> _Instructions for the task_
Leaving out the pictures, please retype each record exactly.

> _Provided data_
◆ ◆ ◆

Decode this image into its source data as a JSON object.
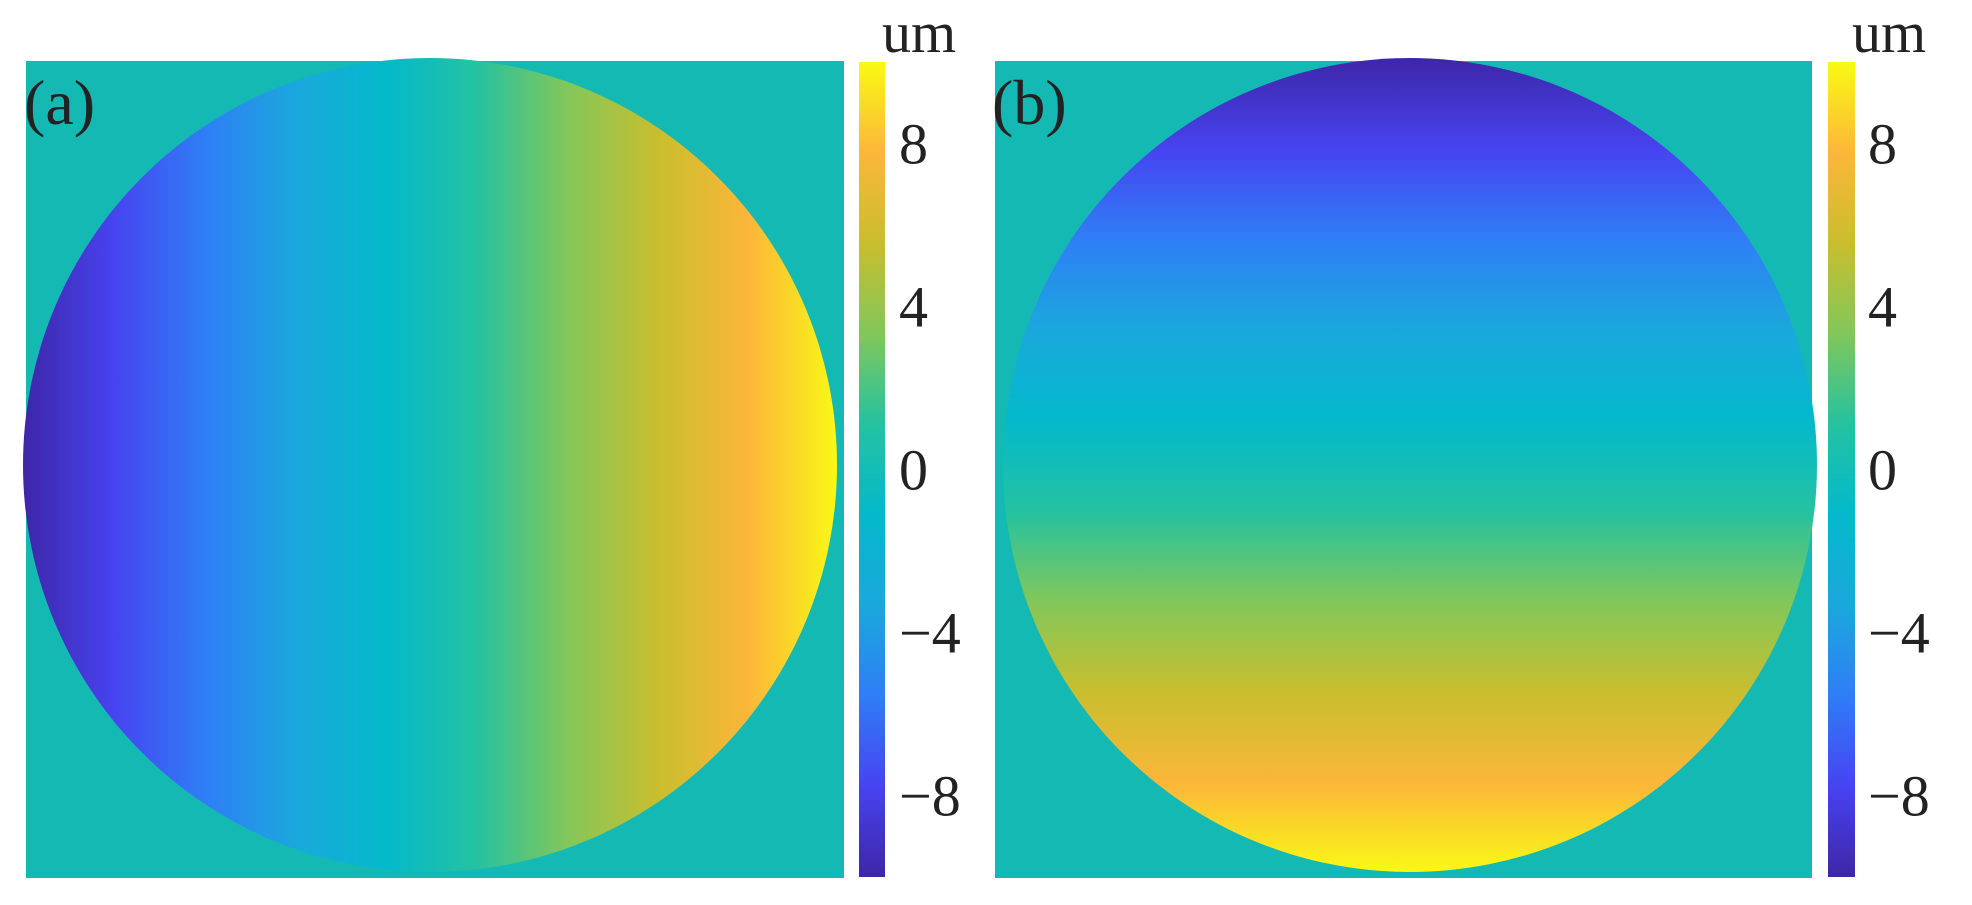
{
  "chart_data": [
    {
      "type": "heatmap",
      "panel_label": "(a)",
      "description_of_field": "tilt phase map within circular aperture, varying linearly left to right",
      "gradient_direction": "horizontal",
      "value_range": [
        -10,
        10
      ],
      "outside_aperture_value": 0,
      "colorbar": {
        "unit": "um",
        "ticks": [
          8,
          4,
          0,
          -4,
          -8
        ],
        "tick_labels": [
          "8",
          "4",
          "0",
          "−4",
          "−8"
        ],
        "range": [
          -10,
          10
        ]
      },
      "colormap": "parula"
    },
    {
      "type": "heatmap",
      "panel_label": "(b)",
      "description_of_field": "tilt phase map within circular aperture, varying linearly top to bottom",
      "gradient_direction": "vertical",
      "value_range": [
        -10,
        10
      ],
      "outside_aperture_value": 0,
      "colorbar": {
        "unit": "um",
        "ticks": [
          8,
          4,
          0,
          -4,
          -8
        ],
        "tick_labels": [
          "8",
          "4",
          "0",
          "−4",
          "−8"
        ],
        "range": [
          -10,
          10
        ]
      },
      "colormap": "parula"
    }
  ],
  "colors": {
    "parula_stops": [
      "#3e26a8",
      "#4743f0",
      "#2f7ef6",
      "#1aa8dc",
      "#04b9cb",
      "#24c2a1",
      "#82c75a",
      "#c9be2e",
      "#fcb63a",
      "#f9fa14"
    ],
    "background": "#14b9b3"
  }
}
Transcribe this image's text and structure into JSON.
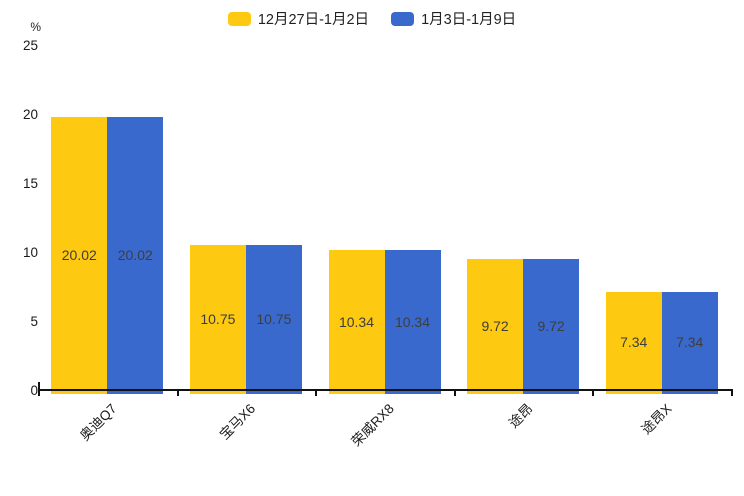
{
  "colors": {
    "series1": "#FDC911",
    "series2": "#3A69CE",
    "axis": "#111111",
    "text": "#1a1a1a",
    "value_label": "#3d3d3d"
  },
  "legend": {
    "items": [
      {
        "label": "12月27日-1月2日",
        "color": "#FDC911"
      },
      {
        "label": "1月3日-1月9日",
        "color": "#3A69CE"
      }
    ]
  },
  "y_axis": {
    "unit": "%",
    "ticks": [
      "0",
      "5",
      "10",
      "15",
      "20",
      "25"
    ]
  },
  "chart_data": {
    "type": "bar",
    "title": "",
    "categories": [
      "奥迪Q7",
      "宝马X6",
      "荣威RX8",
      "途昂",
      "途昂X"
    ],
    "series": [
      {
        "name": "12月27日-1月2日",
        "color": "#FDC911",
        "values": [
          20.02,
          10.75,
          10.34,
          9.72,
          7.34
        ]
      },
      {
        "name": "1月3日-1月9日",
        "color": "#3A69CE",
        "values": [
          20.02,
          10.75,
          10.34,
          9.72,
          7.34
        ]
      }
    ],
    "value_labels": [
      [
        "20.02",
        "10.75",
        "10.34",
        "9.72",
        "7.34"
      ],
      [
        "20.02",
        "10.75",
        "10.34",
        "9.72",
        "7.34"
      ]
    ],
    "xlabel": "",
    "ylabel": "%",
    "ylim": [
      0,
      25
    ],
    "yticks": [
      0,
      5,
      10,
      15,
      20,
      25
    ],
    "grid": false,
    "legend_position": "top",
    "bar_label_position": "middle-inside"
  }
}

◆ ◆ ◆

> _Output for this exercise_
Decode this image into its source data as a JSON object.
{
  "chart_data": [
    {
      "type": "heatmap",
      "panel_label": "(a)",
      "description_of_field": "tilt phase map within circular aperture, varying linearly left to right",
      "gradient_direction": "horizontal",
      "value_range": [
        -10,
        10
      ],
      "outside_aperture_value": 0,
      "colorbar": {
        "unit": "um",
        "ticks": [
          8,
          4,
          0,
          -4,
          -8
        ],
        "tick_labels": [
          "8",
          "4",
          "0",
          "−4",
          "−8"
        ],
        "range": [
          -10,
          10
        ]
      },
      "colormap": "parula"
    },
    {
      "type": "heatmap",
      "panel_label": "(b)",
      "description_of_field": "tilt phase map within circular aperture, varying linearly top to bottom",
      "gradient_direction": "vertical",
      "value_range": [
        -10,
        10
      ],
      "outside_aperture_value": 0,
      "colorbar": {
        "unit": "um",
        "ticks": [
          8,
          4,
          0,
          -4,
          -8
        ],
        "tick_labels": [
          "8",
          "4",
          "0",
          "−4",
          "−8"
        ],
        "range": [
          -10,
          10
        ]
      },
      "colormap": "parula"
    }
  ],
  "colors": {
    "parula_stops": [
      "#3e26a8",
      "#4743f0",
      "#2f7ef6",
      "#1aa8dc",
      "#04b9cb",
      "#24c2a1",
      "#82c75a",
      "#c9be2e",
      "#fcb63a",
      "#f9fa14"
    ],
    "background": "#14b9b3"
  }
}
Transcribe this image's text and structure into JSON.
{
  "colors": {
    "series1": "#FDC911",
    "series2": "#3A69CE",
    "axis": "#111111",
    "text": "#1a1a1a",
    "value_label": "#3d3d3d"
  },
  "legend": {
    "items": [
      {
        "label": "12月27日-1月2日",
        "color": "#FDC911"
      },
      {
        "label": "1月3日-1月9日",
        "color": "#3A69CE"
      }
    ]
  },
  "y_axis": {
    "unit": "%",
    "ticks": [
      "0",
      "5",
      "10",
      "15",
      "20",
      "25"
    ]
  },
  "chart_data": {
    "type": "bar",
    "title": "",
    "categories": [
      "奥迪Q7",
      "宝马X6",
      "荣威RX8",
      "途昂",
      "途昂X"
    ],
    "series": [
      {
        "name": "12月27日-1月2日",
        "color": "#FDC911",
        "values": [
          20.02,
          10.75,
          10.34,
          9.72,
          7.34
        ]
      },
      {
        "name": "1月3日-1月9日",
        "color": "#3A69CE",
        "values": [
          20.02,
          10.75,
          10.34,
          9.72,
          7.34
        ]
      }
    ],
    "value_labels": [
      [
        "20.02",
        "10.75",
        "10.34",
        "9.72",
        "7.34"
      ],
      [
        "20.02",
        "10.75",
        "10.34",
        "9.72",
        "7.34"
      ]
    ],
    "xlabel": "",
    "ylabel": "%",
    "ylim": [
      0,
      25
    ],
    "yticks": [
      0,
      5,
      10,
      15,
      20,
      25
    ],
    "grid": false,
    "legend_position": "top",
    "bar_label_position": "middle-inside"
  }
}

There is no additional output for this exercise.